--- Materials provided ---

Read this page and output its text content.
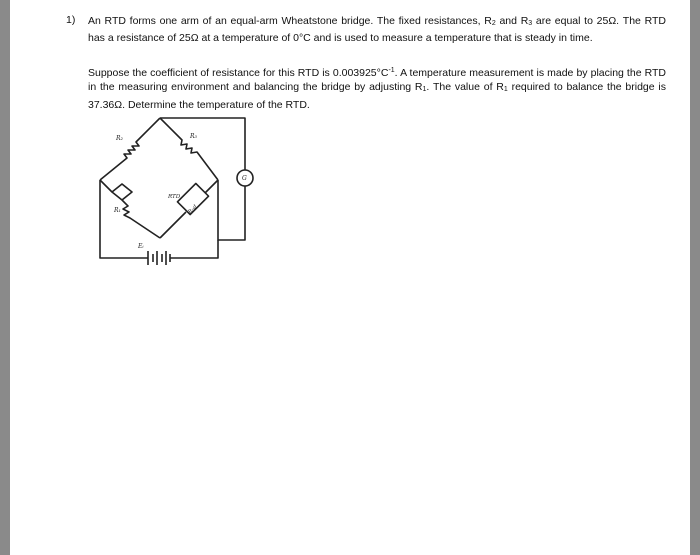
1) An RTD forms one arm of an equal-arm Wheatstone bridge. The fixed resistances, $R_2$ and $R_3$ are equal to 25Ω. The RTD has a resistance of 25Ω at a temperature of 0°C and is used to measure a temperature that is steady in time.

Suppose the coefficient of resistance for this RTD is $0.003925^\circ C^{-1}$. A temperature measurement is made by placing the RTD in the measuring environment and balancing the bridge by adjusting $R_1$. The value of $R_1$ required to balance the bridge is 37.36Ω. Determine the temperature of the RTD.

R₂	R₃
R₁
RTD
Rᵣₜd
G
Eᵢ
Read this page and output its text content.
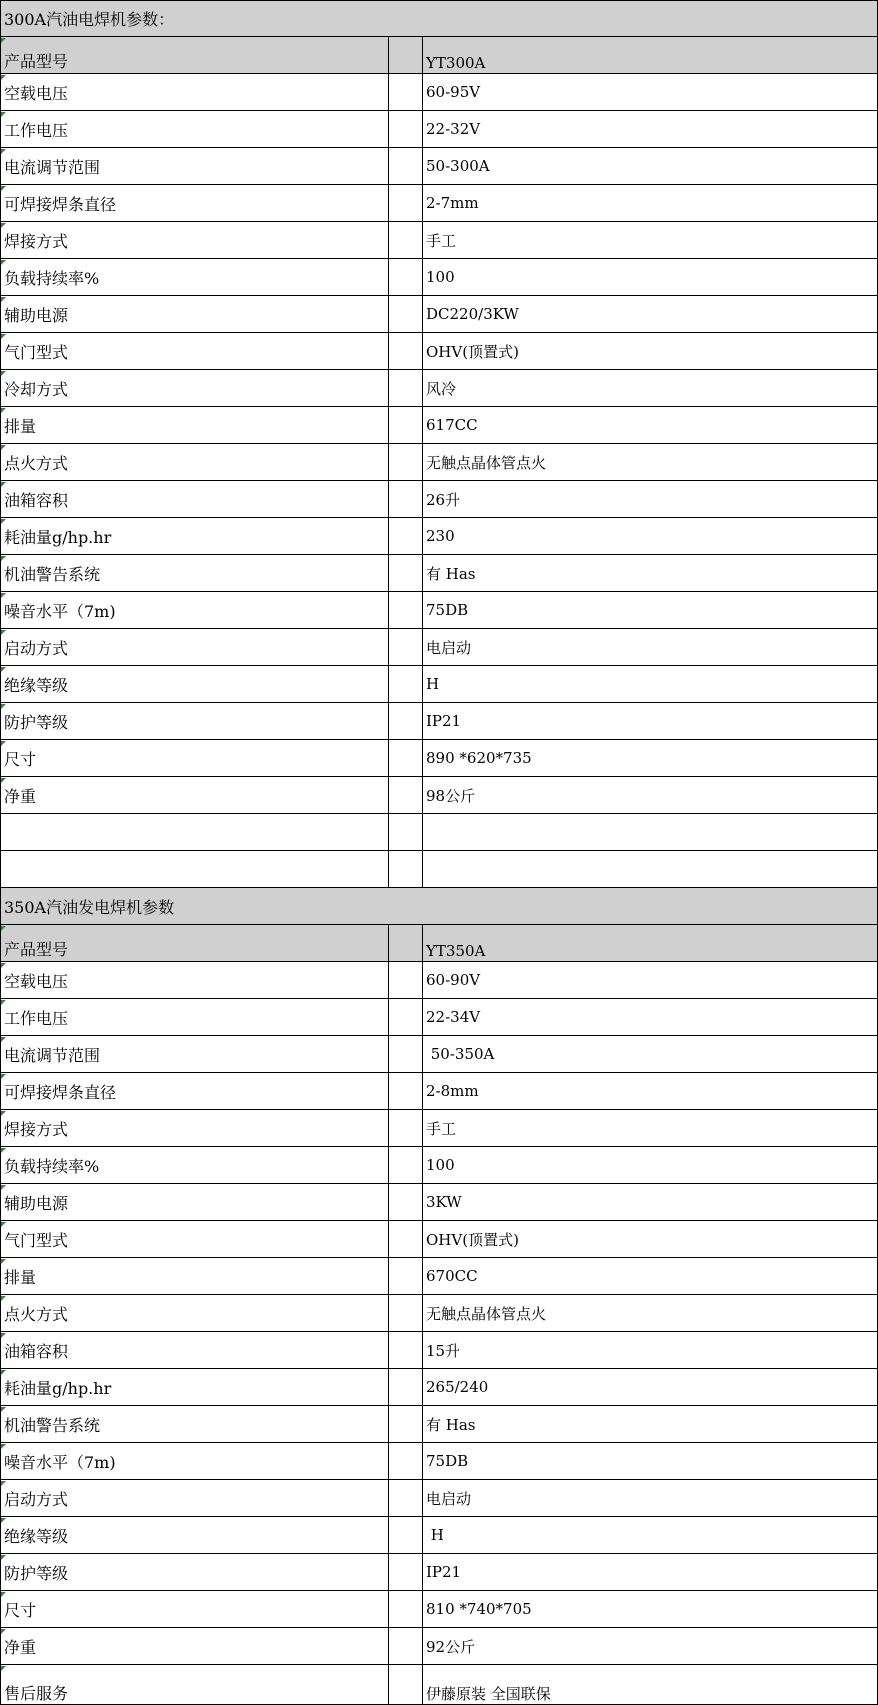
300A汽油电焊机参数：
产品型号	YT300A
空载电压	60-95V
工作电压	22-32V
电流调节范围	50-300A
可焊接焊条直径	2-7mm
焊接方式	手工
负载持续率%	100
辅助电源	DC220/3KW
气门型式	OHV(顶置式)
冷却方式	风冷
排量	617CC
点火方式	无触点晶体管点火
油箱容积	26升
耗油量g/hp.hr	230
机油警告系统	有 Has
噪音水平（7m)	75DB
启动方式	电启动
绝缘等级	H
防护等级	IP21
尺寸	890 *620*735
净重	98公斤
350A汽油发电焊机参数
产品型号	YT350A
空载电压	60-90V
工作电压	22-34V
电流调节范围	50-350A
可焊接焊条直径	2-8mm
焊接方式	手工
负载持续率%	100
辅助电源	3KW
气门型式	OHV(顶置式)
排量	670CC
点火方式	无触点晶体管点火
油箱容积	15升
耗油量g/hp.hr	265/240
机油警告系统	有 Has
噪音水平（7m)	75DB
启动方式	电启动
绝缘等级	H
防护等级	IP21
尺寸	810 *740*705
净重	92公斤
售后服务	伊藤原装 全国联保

---
--- Materials provided ---

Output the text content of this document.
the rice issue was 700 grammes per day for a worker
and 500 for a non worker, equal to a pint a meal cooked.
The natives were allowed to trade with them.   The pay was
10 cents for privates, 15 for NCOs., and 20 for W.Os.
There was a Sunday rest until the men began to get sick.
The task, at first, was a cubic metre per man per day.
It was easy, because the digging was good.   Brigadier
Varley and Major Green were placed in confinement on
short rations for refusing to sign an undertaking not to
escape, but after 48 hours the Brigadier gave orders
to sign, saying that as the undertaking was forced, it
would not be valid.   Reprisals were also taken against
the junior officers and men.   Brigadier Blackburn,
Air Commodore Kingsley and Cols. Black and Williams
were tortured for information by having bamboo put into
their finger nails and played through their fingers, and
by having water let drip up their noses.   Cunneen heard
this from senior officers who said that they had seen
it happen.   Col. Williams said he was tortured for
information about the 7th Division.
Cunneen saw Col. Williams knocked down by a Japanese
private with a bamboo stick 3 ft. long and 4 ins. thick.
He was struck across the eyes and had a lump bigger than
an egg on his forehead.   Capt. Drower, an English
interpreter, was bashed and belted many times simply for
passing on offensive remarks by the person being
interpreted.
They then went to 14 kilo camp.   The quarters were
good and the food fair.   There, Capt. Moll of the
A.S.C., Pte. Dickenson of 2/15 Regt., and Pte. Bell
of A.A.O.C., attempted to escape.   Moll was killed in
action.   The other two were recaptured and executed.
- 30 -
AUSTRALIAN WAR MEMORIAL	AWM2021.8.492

---

Prompt:
Pick out each line containing the string "with" and copy it.

Result of the task:
The natives were allowed to trade with them.   The pay was
private with a bamboo stick 3 ft. long and 4 ins. thick.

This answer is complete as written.